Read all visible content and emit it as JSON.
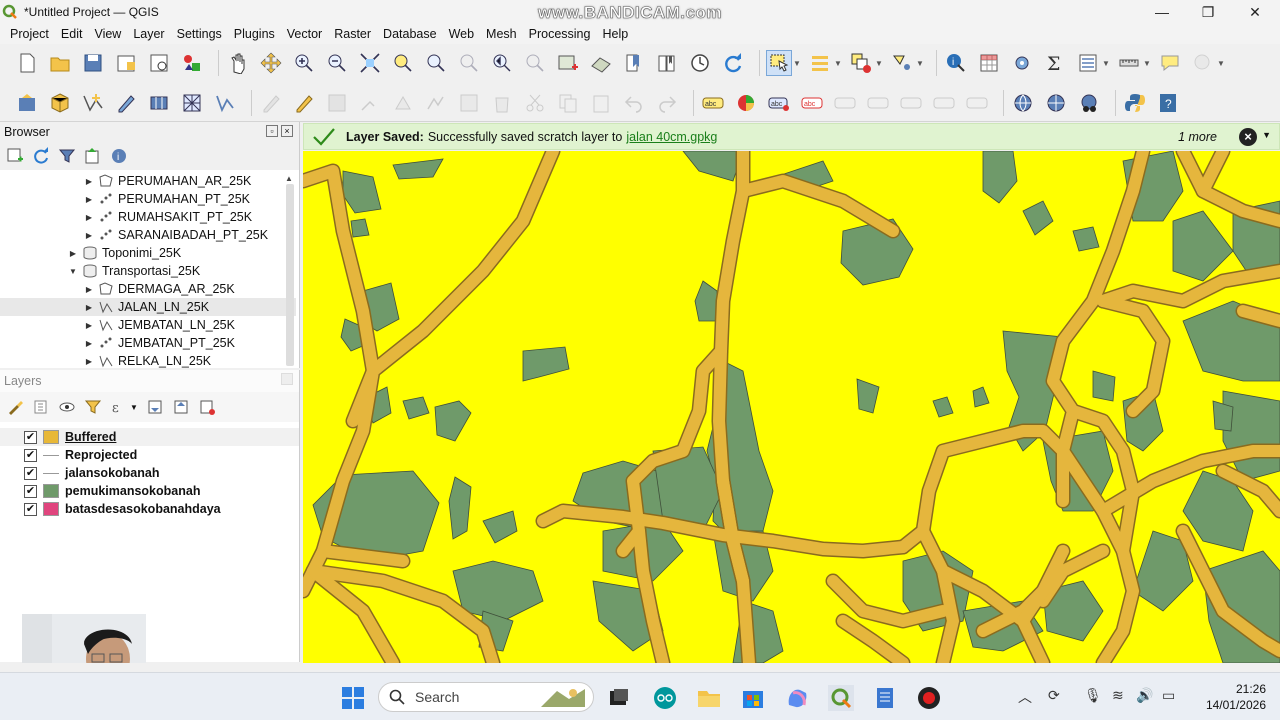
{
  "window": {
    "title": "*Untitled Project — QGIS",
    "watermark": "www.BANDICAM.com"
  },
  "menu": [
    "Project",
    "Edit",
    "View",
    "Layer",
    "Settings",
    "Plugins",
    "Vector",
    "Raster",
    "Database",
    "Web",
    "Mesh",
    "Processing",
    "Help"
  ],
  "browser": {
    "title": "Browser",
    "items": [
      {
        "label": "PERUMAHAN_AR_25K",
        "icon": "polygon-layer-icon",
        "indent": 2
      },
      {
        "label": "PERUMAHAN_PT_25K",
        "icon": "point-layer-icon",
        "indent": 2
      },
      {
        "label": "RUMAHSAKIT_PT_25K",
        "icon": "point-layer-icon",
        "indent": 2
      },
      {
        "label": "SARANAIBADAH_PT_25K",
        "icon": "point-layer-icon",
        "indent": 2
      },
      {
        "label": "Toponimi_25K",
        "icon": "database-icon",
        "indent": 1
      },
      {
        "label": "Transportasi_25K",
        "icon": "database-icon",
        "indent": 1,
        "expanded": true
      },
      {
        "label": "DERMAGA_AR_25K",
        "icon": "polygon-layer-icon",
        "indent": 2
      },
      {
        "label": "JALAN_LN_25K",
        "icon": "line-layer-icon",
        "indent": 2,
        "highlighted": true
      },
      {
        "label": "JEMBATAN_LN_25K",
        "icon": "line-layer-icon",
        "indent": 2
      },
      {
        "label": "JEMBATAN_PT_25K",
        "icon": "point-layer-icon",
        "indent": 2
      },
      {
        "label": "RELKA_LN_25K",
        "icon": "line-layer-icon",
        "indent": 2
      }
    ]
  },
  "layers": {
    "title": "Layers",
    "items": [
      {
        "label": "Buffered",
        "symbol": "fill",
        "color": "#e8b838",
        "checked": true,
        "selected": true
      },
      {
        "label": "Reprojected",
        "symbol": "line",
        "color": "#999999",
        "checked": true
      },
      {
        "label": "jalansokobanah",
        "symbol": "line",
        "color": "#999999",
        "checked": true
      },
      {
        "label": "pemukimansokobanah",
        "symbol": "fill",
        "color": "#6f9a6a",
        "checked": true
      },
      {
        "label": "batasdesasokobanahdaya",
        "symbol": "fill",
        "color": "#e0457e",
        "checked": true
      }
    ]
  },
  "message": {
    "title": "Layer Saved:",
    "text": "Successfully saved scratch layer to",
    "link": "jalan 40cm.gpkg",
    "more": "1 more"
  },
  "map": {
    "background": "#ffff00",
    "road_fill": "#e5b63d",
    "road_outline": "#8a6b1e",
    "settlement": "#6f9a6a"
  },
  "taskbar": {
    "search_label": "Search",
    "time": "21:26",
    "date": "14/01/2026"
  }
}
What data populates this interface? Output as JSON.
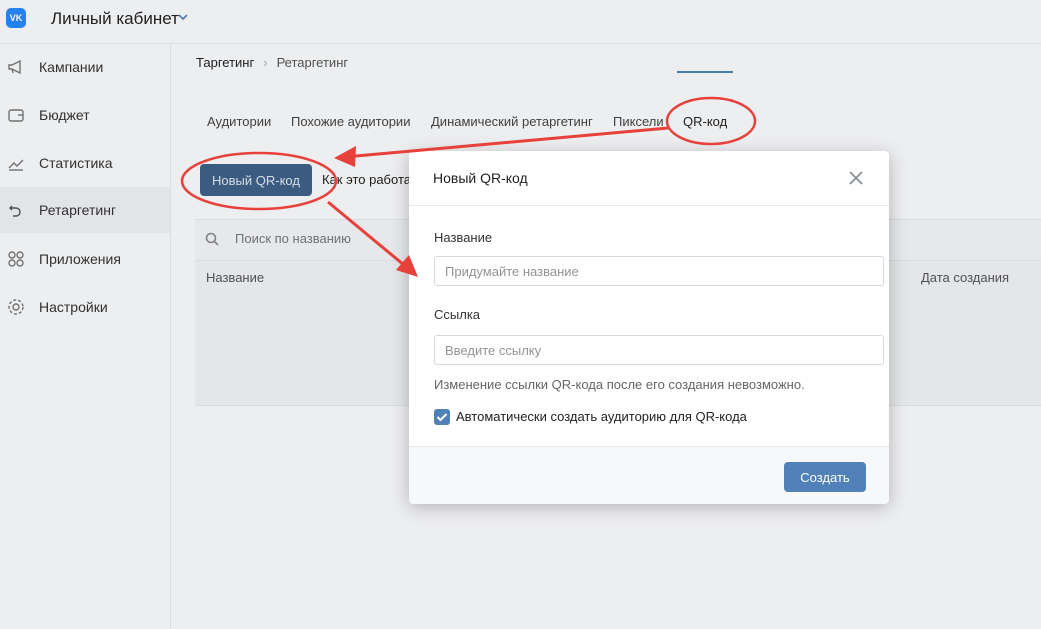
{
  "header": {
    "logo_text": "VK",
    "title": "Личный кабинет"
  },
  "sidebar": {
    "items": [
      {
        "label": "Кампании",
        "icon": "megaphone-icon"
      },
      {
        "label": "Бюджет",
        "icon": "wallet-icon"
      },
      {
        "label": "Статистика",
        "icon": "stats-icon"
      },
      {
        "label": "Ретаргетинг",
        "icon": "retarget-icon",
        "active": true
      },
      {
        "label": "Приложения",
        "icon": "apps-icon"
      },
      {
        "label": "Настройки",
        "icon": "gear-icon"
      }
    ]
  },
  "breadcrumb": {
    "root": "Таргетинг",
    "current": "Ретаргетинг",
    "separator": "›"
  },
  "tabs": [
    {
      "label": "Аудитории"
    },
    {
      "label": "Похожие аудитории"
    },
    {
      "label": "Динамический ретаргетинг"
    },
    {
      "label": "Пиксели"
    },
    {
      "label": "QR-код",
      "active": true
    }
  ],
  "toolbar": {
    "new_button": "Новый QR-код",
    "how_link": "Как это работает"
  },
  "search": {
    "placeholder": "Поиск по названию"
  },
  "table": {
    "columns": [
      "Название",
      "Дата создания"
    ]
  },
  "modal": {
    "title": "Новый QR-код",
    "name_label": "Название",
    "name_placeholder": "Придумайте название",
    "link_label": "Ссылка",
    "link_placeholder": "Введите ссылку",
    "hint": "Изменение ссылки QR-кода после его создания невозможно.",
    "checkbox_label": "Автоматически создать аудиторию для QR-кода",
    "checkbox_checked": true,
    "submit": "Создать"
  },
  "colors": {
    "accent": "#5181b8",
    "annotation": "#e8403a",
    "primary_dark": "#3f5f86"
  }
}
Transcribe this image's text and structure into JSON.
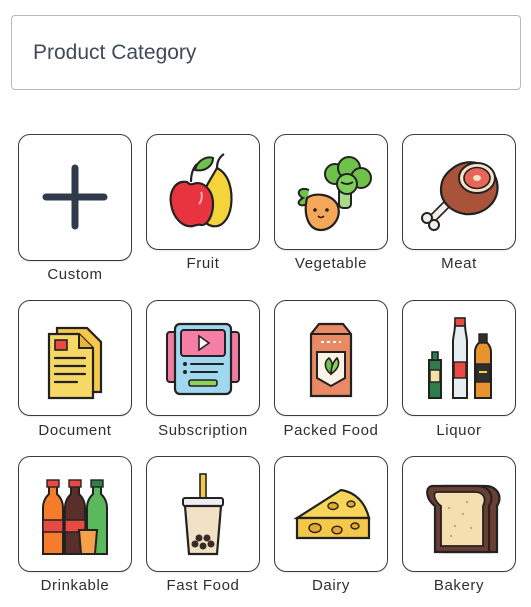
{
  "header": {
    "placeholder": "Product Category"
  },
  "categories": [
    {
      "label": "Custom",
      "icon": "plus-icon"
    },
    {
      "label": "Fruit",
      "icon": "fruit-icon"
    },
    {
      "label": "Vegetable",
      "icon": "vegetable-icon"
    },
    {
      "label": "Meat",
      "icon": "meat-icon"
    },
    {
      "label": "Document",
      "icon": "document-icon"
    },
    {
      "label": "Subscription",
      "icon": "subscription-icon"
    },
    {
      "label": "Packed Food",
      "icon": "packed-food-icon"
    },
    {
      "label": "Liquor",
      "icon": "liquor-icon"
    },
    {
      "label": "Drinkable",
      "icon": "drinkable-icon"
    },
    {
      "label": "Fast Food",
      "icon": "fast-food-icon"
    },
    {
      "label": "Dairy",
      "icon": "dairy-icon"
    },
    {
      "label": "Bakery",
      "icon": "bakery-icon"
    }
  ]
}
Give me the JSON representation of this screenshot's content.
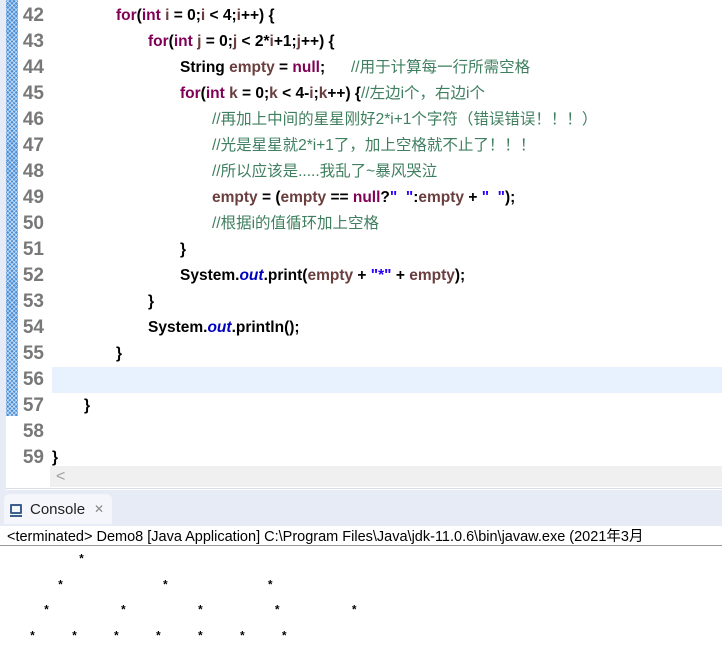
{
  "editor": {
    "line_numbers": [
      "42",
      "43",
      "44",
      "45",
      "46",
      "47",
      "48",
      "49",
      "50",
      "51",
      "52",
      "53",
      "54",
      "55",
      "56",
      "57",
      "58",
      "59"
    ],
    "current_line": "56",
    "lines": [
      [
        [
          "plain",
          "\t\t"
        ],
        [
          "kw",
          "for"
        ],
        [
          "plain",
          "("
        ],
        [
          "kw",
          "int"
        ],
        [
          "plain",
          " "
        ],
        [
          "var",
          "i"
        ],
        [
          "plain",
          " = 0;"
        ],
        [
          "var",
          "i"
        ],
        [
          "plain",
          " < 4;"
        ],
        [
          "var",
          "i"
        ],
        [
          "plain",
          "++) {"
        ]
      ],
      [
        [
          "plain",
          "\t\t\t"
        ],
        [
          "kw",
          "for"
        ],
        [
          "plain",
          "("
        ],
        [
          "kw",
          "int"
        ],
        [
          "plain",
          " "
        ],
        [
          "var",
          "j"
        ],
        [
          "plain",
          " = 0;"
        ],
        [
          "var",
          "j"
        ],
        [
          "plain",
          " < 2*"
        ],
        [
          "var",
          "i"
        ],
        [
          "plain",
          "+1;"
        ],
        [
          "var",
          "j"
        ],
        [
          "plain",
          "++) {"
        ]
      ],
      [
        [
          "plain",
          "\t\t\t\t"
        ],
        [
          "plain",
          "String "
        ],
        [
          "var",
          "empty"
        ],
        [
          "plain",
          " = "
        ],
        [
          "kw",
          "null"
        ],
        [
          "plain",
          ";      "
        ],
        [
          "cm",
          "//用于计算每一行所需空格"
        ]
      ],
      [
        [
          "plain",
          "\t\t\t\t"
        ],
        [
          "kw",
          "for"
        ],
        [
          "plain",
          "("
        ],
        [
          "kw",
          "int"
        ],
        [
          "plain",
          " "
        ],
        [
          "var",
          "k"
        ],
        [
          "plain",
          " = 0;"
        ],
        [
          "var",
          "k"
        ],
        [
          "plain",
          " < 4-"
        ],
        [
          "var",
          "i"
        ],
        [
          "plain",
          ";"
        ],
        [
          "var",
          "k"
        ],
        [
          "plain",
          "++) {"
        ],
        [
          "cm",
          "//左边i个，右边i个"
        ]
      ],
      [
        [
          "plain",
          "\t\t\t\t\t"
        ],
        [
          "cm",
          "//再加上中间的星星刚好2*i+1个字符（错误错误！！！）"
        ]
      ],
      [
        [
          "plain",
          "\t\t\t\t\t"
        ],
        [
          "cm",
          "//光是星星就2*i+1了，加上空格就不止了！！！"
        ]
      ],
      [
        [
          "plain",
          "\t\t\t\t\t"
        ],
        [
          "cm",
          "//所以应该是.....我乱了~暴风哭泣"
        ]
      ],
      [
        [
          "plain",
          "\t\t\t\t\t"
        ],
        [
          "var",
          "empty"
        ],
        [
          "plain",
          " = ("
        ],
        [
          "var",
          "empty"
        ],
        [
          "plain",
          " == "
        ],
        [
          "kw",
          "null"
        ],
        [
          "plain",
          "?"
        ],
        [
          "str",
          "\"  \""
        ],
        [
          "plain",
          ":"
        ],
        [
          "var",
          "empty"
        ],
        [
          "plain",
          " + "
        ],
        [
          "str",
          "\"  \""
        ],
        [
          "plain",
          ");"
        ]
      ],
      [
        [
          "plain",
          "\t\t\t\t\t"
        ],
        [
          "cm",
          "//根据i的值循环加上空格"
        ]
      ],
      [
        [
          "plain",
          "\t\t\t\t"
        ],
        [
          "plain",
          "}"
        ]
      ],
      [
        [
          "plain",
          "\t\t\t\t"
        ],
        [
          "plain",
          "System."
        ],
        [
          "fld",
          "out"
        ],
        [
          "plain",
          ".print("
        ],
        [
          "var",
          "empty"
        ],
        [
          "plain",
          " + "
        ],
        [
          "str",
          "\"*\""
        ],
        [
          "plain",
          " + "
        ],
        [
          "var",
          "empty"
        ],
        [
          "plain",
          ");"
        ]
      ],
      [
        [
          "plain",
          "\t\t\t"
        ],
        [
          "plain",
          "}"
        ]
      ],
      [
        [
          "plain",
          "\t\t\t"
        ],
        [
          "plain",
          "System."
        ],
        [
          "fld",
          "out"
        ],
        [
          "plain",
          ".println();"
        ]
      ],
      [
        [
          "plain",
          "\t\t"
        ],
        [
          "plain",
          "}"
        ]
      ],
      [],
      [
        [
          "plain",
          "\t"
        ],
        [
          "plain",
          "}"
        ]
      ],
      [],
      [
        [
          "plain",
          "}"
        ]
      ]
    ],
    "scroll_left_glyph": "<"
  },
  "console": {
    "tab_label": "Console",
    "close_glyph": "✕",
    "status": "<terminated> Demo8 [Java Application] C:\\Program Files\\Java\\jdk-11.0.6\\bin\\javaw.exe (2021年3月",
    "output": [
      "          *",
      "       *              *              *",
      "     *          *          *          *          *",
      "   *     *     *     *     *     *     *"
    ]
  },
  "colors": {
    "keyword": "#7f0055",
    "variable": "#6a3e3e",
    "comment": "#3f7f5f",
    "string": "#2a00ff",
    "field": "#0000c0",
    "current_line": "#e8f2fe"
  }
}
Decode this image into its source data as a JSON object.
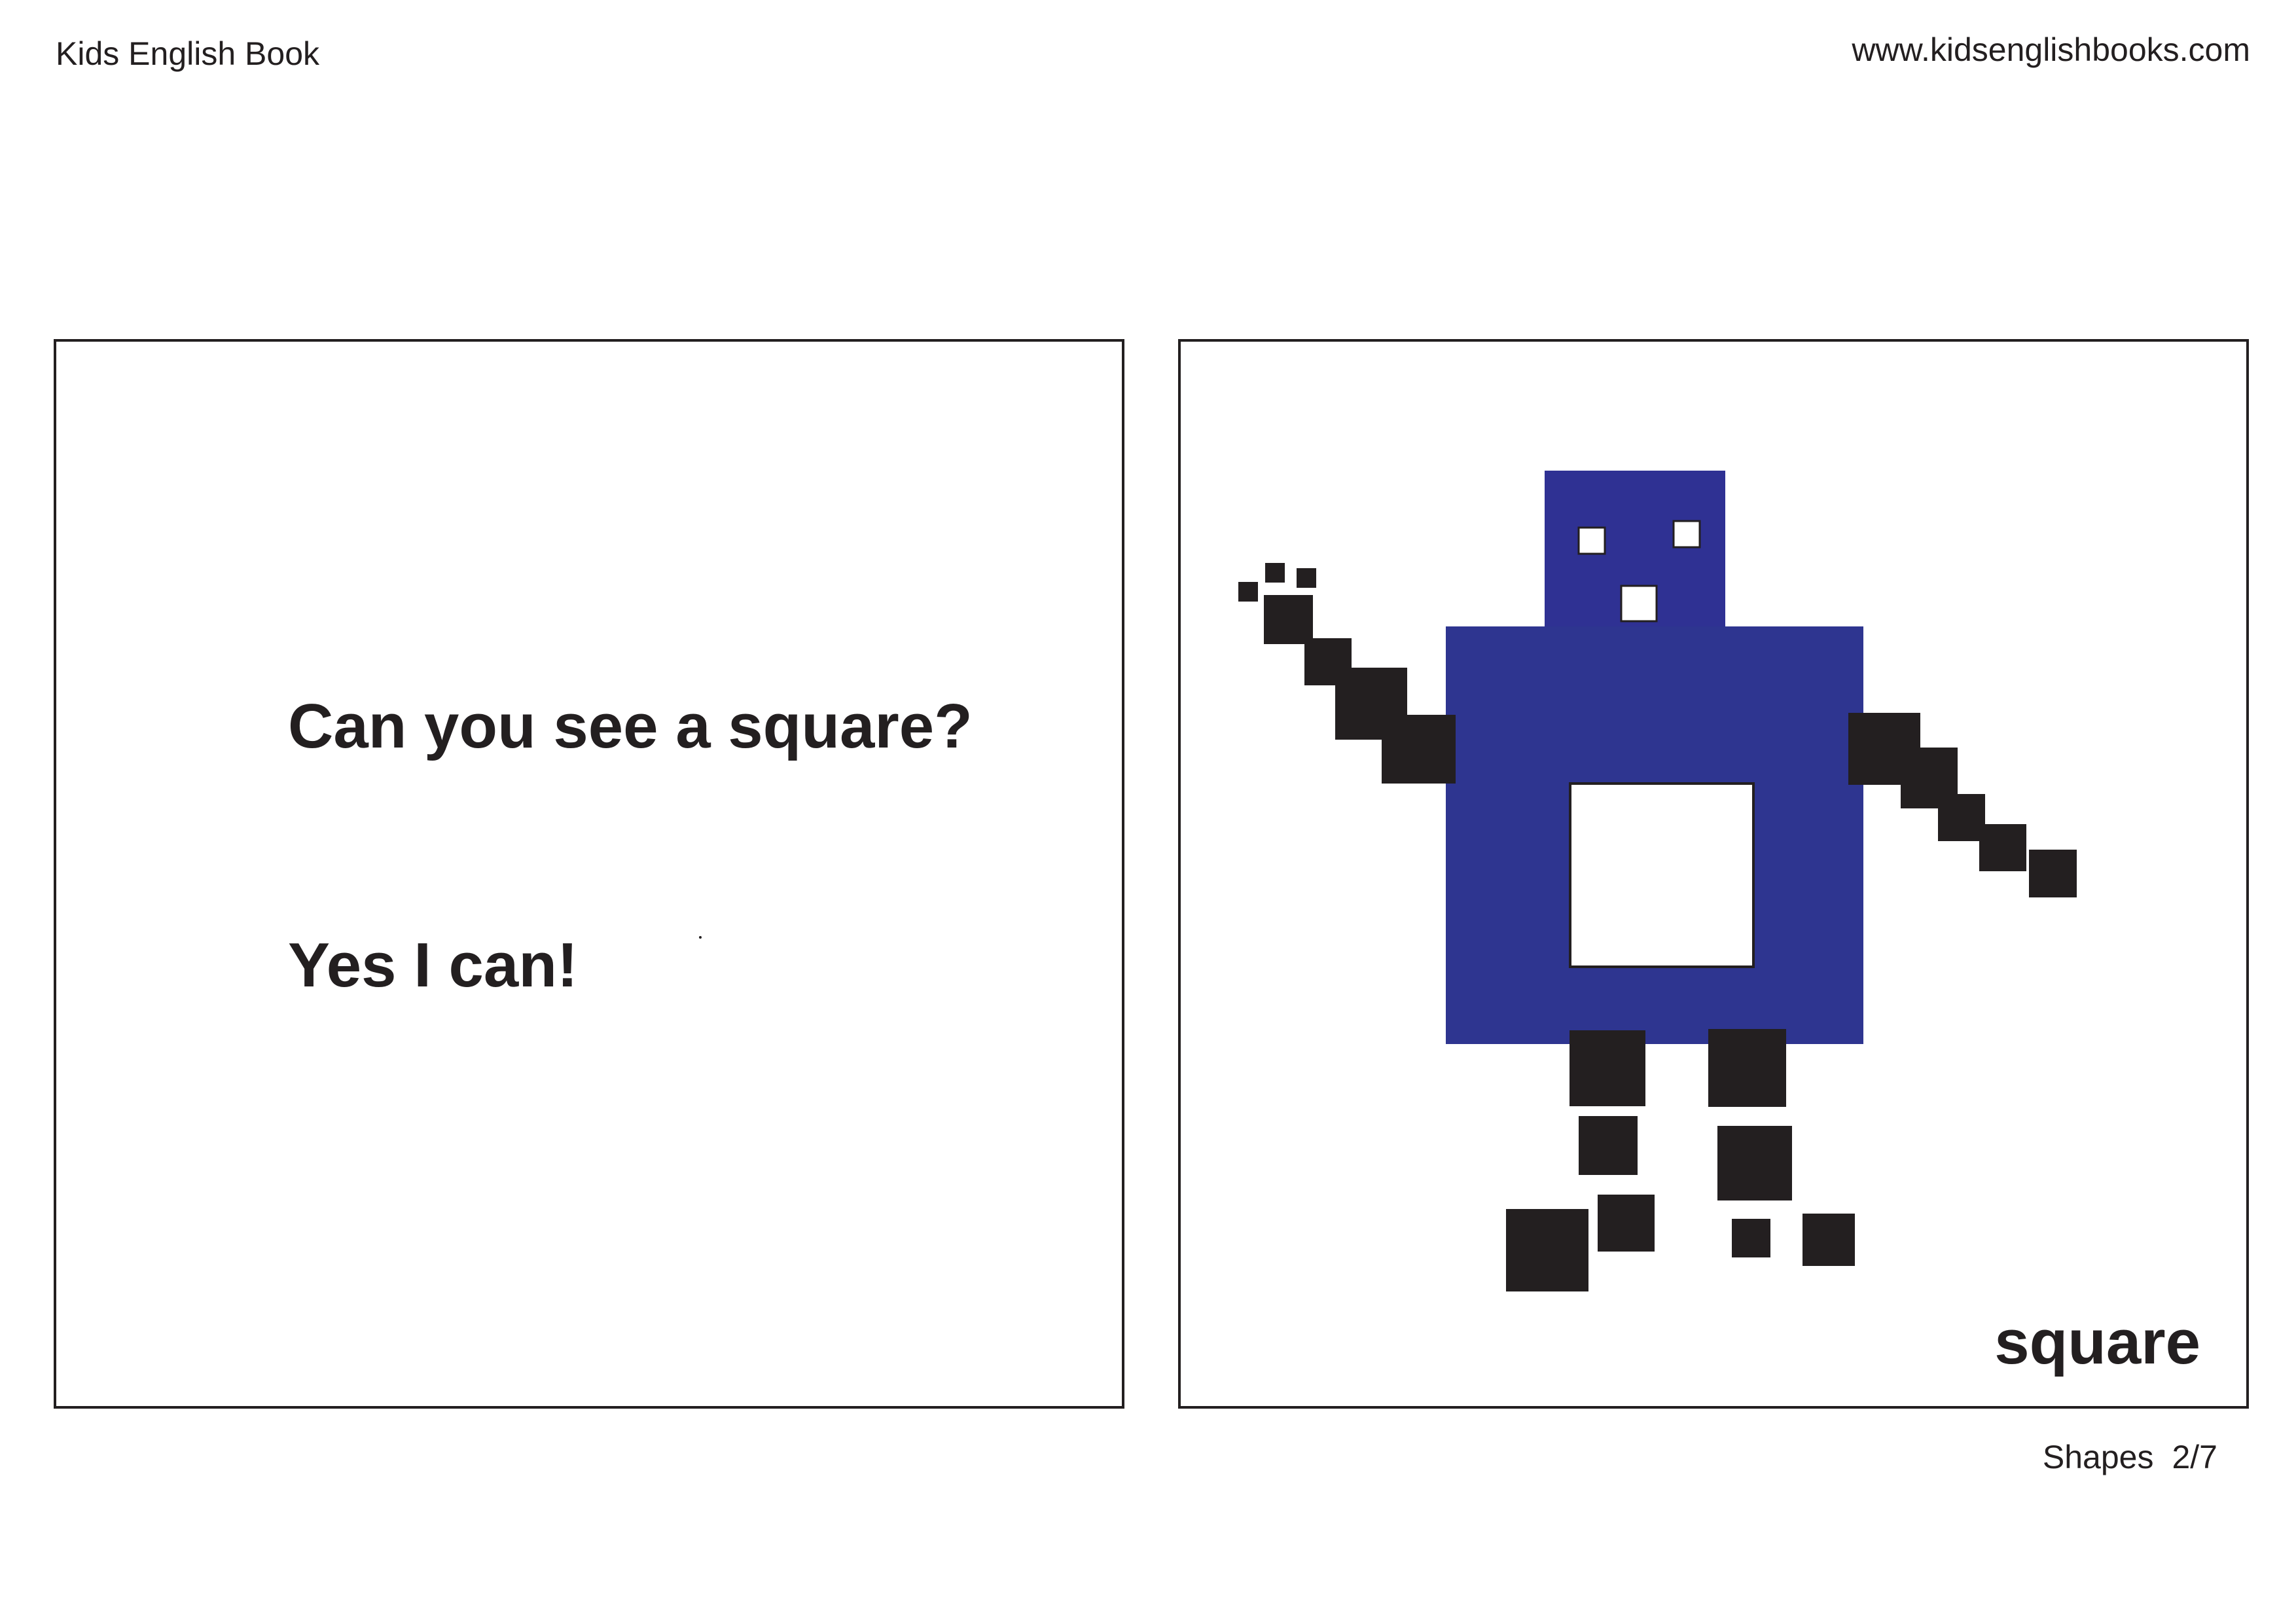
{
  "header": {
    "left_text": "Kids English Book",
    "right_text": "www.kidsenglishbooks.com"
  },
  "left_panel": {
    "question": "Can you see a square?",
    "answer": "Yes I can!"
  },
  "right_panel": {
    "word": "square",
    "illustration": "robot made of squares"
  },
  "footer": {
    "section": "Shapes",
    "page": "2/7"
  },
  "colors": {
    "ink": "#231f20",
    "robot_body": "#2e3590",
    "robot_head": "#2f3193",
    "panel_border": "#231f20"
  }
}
::::::::::
The request: Search the data for the word "image" and copy each line where it appears.

Full answer:
Transcribe this image's text and structure into JSON.
Decode this image into its source data as a JSON object.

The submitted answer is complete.